**EXERCISE**: Locate the word "Heliocentric" in the data below, then copy every line that holds it.

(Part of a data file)

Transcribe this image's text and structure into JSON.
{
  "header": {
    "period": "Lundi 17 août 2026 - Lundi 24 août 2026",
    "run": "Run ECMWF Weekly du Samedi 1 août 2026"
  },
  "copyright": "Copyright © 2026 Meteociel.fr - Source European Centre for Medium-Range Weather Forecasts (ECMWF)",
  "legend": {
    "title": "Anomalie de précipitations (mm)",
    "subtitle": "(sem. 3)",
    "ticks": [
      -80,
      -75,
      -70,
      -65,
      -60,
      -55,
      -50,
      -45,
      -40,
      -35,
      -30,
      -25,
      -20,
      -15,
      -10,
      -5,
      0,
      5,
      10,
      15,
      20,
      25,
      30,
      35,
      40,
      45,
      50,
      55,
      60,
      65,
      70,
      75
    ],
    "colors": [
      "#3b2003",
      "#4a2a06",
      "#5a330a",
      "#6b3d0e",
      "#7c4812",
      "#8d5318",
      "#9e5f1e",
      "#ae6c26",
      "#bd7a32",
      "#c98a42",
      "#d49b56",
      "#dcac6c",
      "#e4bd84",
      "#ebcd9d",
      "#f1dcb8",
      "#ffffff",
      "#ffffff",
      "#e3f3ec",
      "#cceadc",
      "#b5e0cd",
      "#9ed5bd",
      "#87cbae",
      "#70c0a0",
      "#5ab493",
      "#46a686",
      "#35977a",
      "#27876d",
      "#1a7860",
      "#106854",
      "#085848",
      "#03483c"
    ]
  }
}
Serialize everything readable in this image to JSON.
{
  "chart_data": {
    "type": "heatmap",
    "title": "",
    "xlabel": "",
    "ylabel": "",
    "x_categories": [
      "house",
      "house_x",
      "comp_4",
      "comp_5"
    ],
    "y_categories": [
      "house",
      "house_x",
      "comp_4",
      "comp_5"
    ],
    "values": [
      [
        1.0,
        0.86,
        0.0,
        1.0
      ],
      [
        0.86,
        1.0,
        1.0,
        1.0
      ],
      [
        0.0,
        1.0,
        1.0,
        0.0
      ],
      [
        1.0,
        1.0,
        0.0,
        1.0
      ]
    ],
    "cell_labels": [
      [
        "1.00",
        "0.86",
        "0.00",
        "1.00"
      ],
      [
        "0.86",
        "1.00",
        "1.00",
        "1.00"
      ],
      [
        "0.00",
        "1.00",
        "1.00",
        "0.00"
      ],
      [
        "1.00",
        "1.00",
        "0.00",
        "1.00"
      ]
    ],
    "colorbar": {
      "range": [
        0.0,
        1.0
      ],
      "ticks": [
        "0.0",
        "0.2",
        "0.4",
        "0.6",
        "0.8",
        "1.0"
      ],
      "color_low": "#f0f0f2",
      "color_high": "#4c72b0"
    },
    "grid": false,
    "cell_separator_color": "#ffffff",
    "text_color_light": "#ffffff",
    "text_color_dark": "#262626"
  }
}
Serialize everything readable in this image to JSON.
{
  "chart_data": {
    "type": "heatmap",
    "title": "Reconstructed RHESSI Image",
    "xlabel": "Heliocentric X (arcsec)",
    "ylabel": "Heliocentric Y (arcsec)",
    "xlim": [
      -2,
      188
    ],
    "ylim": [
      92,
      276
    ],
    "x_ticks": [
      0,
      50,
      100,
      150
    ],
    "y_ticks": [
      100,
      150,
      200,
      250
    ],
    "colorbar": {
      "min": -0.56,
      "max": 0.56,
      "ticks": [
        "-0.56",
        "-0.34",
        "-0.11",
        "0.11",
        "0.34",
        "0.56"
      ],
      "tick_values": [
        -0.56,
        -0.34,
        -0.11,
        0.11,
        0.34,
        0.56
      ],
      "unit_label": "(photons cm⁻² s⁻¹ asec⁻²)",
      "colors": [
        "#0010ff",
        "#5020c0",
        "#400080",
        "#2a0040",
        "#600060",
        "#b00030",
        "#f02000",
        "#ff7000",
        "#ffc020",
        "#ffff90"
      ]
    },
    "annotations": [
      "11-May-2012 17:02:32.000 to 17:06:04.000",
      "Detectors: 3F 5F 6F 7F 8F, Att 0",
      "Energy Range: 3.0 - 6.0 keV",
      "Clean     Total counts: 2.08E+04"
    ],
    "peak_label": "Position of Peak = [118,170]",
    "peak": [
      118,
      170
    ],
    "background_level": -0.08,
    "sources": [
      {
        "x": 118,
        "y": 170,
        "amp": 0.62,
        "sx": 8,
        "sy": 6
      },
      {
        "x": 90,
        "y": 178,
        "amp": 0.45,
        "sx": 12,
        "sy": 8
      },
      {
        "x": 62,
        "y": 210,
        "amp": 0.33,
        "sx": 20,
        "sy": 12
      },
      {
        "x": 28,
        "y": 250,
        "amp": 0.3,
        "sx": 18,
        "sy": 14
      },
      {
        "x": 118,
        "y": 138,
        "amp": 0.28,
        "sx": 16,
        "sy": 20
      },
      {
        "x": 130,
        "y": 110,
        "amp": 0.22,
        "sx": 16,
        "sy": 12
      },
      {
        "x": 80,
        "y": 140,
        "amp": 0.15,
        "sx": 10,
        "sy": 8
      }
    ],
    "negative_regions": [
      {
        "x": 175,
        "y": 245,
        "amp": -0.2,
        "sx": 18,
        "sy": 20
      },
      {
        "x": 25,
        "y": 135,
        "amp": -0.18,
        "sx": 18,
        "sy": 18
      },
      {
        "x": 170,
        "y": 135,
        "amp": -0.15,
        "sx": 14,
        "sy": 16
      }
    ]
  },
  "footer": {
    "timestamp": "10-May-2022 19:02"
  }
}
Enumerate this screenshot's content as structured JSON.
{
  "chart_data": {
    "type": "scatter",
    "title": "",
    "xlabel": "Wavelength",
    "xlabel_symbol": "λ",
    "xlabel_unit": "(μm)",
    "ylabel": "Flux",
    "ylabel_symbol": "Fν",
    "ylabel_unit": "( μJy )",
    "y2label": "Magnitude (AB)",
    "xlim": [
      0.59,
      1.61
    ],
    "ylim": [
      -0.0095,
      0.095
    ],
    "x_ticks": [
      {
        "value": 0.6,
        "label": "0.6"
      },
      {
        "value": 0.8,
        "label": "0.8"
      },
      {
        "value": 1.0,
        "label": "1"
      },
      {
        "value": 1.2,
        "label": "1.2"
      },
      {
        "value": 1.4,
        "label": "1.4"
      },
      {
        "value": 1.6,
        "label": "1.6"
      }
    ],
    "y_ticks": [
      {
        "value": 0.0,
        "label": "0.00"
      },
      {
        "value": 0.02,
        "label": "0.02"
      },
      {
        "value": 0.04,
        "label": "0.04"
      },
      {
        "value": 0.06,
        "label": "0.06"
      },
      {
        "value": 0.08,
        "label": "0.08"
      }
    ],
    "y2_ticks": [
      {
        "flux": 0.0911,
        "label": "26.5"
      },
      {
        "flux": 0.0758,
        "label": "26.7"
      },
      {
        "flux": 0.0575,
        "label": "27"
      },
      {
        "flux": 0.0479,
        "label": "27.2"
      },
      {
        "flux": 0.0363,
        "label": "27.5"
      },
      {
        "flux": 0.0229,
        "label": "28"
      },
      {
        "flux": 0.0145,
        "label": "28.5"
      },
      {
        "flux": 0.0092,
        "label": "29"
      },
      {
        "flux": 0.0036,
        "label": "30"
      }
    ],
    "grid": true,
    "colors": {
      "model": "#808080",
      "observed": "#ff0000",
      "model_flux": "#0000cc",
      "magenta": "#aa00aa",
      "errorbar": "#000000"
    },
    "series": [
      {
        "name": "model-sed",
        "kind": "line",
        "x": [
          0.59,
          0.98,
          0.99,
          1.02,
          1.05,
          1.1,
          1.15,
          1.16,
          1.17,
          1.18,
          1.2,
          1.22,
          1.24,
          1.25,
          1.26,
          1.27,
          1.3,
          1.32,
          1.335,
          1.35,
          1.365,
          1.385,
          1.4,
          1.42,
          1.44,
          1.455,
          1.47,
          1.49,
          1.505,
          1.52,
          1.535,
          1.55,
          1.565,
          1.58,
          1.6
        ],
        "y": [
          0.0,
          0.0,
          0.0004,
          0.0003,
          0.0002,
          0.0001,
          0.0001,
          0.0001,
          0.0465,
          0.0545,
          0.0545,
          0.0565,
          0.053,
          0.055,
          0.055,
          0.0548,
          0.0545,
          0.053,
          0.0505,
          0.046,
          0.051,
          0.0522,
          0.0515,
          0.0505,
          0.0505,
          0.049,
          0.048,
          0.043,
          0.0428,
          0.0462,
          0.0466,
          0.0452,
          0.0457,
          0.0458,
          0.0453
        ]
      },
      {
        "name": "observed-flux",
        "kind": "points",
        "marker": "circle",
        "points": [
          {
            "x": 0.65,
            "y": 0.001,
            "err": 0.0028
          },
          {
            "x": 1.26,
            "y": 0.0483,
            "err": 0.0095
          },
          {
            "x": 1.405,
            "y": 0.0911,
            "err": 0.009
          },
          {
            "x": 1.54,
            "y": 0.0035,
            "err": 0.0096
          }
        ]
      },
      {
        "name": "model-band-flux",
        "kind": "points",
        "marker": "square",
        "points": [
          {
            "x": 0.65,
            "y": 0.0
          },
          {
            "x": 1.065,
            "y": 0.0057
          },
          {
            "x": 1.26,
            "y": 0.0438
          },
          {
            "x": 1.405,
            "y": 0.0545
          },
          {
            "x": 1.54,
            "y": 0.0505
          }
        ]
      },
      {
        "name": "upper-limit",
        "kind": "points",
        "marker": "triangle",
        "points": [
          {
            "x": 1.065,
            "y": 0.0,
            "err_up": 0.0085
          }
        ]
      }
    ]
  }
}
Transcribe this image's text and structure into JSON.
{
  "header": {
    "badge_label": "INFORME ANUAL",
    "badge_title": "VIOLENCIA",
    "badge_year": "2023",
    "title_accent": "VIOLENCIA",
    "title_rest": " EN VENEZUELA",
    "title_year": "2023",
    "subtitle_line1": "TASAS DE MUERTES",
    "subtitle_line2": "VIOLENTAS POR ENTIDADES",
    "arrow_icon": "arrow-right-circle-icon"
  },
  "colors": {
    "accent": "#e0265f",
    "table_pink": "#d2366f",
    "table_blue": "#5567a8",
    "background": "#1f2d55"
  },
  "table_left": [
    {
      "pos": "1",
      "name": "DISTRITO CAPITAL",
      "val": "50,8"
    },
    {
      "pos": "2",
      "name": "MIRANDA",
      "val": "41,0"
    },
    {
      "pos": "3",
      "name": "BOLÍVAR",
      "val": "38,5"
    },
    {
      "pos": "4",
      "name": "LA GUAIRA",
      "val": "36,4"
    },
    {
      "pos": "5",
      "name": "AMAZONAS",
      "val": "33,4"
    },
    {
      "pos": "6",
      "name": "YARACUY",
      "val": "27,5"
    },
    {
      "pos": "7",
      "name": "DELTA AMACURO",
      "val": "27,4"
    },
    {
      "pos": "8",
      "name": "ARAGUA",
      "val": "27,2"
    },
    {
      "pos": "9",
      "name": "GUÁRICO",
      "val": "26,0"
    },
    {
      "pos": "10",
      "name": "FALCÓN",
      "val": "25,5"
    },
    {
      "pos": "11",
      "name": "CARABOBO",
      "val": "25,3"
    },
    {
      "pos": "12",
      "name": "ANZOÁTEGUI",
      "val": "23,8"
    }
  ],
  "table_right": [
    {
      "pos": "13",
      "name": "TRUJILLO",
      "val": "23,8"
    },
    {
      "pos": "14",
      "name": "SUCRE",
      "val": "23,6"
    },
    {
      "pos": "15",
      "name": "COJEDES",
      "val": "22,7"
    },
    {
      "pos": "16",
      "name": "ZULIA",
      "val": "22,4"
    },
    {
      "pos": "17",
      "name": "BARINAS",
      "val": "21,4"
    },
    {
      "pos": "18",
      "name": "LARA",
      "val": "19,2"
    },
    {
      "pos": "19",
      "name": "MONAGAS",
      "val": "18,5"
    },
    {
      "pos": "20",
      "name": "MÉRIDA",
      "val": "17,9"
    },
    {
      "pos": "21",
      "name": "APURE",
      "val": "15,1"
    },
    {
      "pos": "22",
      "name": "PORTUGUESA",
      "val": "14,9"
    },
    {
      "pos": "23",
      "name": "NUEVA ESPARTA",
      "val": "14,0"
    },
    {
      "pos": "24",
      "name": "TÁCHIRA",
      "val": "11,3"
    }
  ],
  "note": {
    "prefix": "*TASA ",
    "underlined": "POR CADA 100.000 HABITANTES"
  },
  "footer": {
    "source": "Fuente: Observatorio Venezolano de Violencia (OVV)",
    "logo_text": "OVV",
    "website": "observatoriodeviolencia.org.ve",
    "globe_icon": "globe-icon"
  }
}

**RESULT**:
    "xlabel": "Heliocentric X (arcsec)",
    "ylabel": "Heliocentric Y (arcsec)",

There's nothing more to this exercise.